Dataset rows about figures

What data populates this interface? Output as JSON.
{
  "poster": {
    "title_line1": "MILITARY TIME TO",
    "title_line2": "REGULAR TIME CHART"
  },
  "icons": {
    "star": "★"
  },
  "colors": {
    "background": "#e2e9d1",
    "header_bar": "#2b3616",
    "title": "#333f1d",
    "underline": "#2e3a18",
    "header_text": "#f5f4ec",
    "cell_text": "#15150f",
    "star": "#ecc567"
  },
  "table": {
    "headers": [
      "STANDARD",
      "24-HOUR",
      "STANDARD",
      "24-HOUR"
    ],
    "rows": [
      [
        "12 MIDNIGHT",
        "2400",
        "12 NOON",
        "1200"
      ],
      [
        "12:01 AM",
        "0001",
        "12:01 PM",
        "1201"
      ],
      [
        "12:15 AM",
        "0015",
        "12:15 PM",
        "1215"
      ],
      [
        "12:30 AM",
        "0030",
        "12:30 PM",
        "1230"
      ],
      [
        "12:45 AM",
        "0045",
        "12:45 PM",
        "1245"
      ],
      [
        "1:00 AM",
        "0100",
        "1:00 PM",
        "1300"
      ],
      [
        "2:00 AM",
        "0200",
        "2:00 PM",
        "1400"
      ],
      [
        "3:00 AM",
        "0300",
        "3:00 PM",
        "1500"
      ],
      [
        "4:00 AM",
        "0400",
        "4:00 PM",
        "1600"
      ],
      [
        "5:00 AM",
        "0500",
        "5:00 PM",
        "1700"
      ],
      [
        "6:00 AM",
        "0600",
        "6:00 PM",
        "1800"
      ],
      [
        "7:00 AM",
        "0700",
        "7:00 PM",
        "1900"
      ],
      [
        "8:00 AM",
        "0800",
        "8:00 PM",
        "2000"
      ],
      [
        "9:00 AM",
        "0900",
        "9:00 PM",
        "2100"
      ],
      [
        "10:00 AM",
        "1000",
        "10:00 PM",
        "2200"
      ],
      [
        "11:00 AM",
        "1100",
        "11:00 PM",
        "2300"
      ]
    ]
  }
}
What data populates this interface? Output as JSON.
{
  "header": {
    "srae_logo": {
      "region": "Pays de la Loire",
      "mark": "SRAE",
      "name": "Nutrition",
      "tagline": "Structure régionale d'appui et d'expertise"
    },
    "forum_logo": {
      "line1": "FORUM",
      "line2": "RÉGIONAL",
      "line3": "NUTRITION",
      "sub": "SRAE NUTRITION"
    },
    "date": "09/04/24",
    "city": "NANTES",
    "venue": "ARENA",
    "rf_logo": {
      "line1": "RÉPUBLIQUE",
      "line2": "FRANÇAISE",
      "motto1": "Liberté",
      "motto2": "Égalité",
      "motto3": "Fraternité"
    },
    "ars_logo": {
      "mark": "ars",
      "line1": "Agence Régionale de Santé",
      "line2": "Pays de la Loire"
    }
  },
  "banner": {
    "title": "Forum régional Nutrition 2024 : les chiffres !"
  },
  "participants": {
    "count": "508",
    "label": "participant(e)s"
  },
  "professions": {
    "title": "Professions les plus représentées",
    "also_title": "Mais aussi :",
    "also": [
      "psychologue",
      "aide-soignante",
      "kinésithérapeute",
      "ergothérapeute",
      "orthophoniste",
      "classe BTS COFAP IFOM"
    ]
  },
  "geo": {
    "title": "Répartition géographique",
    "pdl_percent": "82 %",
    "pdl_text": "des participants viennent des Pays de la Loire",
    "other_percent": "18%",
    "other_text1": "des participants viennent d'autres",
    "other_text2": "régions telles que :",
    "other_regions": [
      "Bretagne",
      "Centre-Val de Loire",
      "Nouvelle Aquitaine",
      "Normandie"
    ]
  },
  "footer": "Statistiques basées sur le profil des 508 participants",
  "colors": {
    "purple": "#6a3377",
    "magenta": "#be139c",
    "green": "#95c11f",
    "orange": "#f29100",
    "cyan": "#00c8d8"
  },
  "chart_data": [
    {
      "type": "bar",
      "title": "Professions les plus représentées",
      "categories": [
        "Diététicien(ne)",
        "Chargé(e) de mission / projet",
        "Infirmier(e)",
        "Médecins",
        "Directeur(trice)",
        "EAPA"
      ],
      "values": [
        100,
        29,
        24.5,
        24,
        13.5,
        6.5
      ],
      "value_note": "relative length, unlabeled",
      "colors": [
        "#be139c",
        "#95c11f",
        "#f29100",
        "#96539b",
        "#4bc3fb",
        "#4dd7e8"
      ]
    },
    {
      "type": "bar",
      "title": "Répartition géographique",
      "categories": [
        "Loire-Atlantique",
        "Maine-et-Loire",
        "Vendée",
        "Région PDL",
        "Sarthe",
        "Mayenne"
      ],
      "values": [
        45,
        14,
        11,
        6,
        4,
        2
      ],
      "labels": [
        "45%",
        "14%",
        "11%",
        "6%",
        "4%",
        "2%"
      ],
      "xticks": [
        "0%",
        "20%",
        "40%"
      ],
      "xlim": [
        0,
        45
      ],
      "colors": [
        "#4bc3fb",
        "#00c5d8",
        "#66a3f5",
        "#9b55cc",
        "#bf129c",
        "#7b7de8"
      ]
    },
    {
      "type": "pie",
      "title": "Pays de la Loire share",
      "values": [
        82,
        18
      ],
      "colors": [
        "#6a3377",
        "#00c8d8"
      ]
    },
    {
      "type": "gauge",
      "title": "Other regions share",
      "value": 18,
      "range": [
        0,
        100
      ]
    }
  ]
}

* **What is being asked**: Please return the data above exactly as given.

* **Response for this exercise**:
What data populates this interface? Output as JSON.
{
  "poster": {
    "title_line1": "MILITARY TIME TO",
    "title_line2": "REGULAR TIME CHART"
  },
  "icons": {
    "star": "★"
  },
  "colors": {
    "background": "#e2e9d1",
    "header_bar": "#2b3616",
    "title": "#333f1d",
    "underline": "#2e3a18",
    "header_text": "#f5f4ec",
    "cell_text": "#15150f",
    "star": "#ecc567"
  },
  "table": {
    "headers": [
      "STANDARD",
      "24-HOUR",
      "STANDARD",
      "24-HOUR"
    ],
    "rows": [
      [
        "12 MIDNIGHT",
        "2400",
        "12 NOON",
        "1200"
      ],
      [
        "12:01 AM",
        "0001",
        "12:01 PM",
        "1201"
      ],
      [
        "12:15 AM",
        "0015",
        "12:15 PM",
        "1215"
      ],
      [
        "12:30 AM",
        "0030",
        "12:30 PM",
        "1230"
      ],
      [
        "12:45 AM",
        "0045",
        "12:45 PM",
        "1245"
      ],
      [
        "1:00 AM",
        "0100",
        "1:00 PM",
        "1300"
      ],
      [
        "2:00 AM",
        "0200",
        "2:00 PM",
        "1400"
      ],
      [
        "3:00 AM",
        "0300",
        "3:00 PM",
        "1500"
      ],
      [
        "4:00 AM",
        "0400",
        "4:00 PM",
        "1600"
      ],
      [
        "5:00 AM",
        "0500",
        "5:00 PM",
        "1700"
      ],
      [
        "6:00 AM",
        "0600",
        "6:00 PM",
        "1800"
      ],
      [
        "7:00 AM",
        "0700",
        "7:00 PM",
        "1900"
      ],
      [
        "8:00 AM",
        "0800",
        "8:00 PM",
        "2000"
      ],
      [
        "9:00 AM",
        "0900",
        "9:00 PM",
        "2100"
      ],
      [
        "10:00 AM",
        "1000",
        "10:00 PM",
        "2200"
      ],
      [
        "11:00 AM",
        "1100",
        "11:00 PM",
        "2300"
      ]
    ]
  }
}
What data populates this interface? Output as JSON.
{
  "header": {
    "srae_logo": {
      "region": "Pays de la Loire",
      "mark": "SRAE",
      "name": "Nutrition",
      "tagline": "Structure régionale d'appui et d'expertise"
    },
    "forum_logo": {
      "line1": "FORUM",
      "line2": "RÉGIONAL",
      "line3": "NUTRITION",
      "sub": "SRAE NUTRITION"
    },
    "date": "09/04/24",
    "city": "NANTES",
    "venue": "ARENA",
    "rf_logo": {
      "line1": "RÉPUBLIQUE",
      "line2": "FRANÇAISE",
      "motto1": "Liberté",
      "motto2": "Égalité",
      "motto3": "Fraternité"
    },
    "ars_logo": {
      "mark": "ars",
      "line1": "Agence Régionale de Santé",
      "line2": "Pays de la Loire"
    }
  },
  "banner": {
    "title": "Forum régional Nutrition 2024 : les chiffres !"
  },
  "participants": {
    "count": "508",
    "label": "participant(e)s"
  },
  "professions": {
    "title": "Professions les plus représentées",
    "also_title": "Mais aussi :",
    "also": [
      "psychologue",
      "aide-soignante",
      "kinésithérapeute",
      "ergothérapeute",
      "orthophoniste",
      "classe BTS COFAP IFOM"
    ]
  },
  "geo": {
    "title": "Répartition géographique",
    "pdl_percent": "82 %",
    "pdl_text": "des participants viennent des Pays de la Loire",
    "other_percent": "18%",
    "other_text1": "des participants viennent d'autres",
    "other_text2": "régions telles que :",
    "other_regions": [
      "Bretagne",
      "Centre-Val de Loire",
      "Nouvelle Aquitaine",
      "Normandie"
    ]
  },
  "footer": "Statistiques basées sur le profil des 508 participants",
  "colors": {
    "purple": "#6a3377",
    "magenta": "#be139c",
    "green": "#95c11f",
    "orange": "#f29100",
    "cyan": "#00c8d8"
  },
  "chart_data": [
    {
      "type": "bar",
      "title": "Professions les plus représentées",
      "categories": [
        "Diététicien(ne)",
        "Chargé(e) de mission / projet",
        "Infirmier(e)",
        "Médecins",
        "Directeur(trice)",
        "EAPA"
      ],
      "values": [
        100,
        29,
        24.5,
        24,
        13.5,
        6.5
      ],
      "value_note": "relative length, unlabeled",
      "colors": [
        "#be139c",
        "#95c11f",
        "#f29100",
        "#96539b",
        "#4bc3fb",
        "#4dd7e8"
      ]
    },
    {
      "type": "bar",
      "title": "Répartition géographique",
      "categories": [
        "Loire-Atlantique",
        "Maine-et-Loire",
        "Vendée",
        "Région PDL",
        "Sarthe",
        "Mayenne"
      ],
      "values": [
        45,
        14,
        11,
        6,
        4,
        2
      ],
      "labels": [
        "45%",
        "14%",
        "11%",
        "6%",
        "4%",
        "2%"
      ],
      "xticks": [
        "0%",
        "20%",
        "40%"
      ],
      "xlim": [
        0,
        45
      ],
      "colors": [
        "#4bc3fb",
        "#00c5d8",
        "#66a3f5",
        "#9b55cc",
        "#bf129c",
        "#7b7de8"
      ]
    },
    {
      "type": "pie",
      "title": "Pays de la Loire share",
      "values": [
        82,
        18
      ],
      "colors": [
        "#6a3377",
        "#00c8d8"
      ]
    },
    {
      "type": "gauge",
      "title": "Other regions share",
      "value": 18,
      "range": [
        0,
        100
      ]
    }
  ]
}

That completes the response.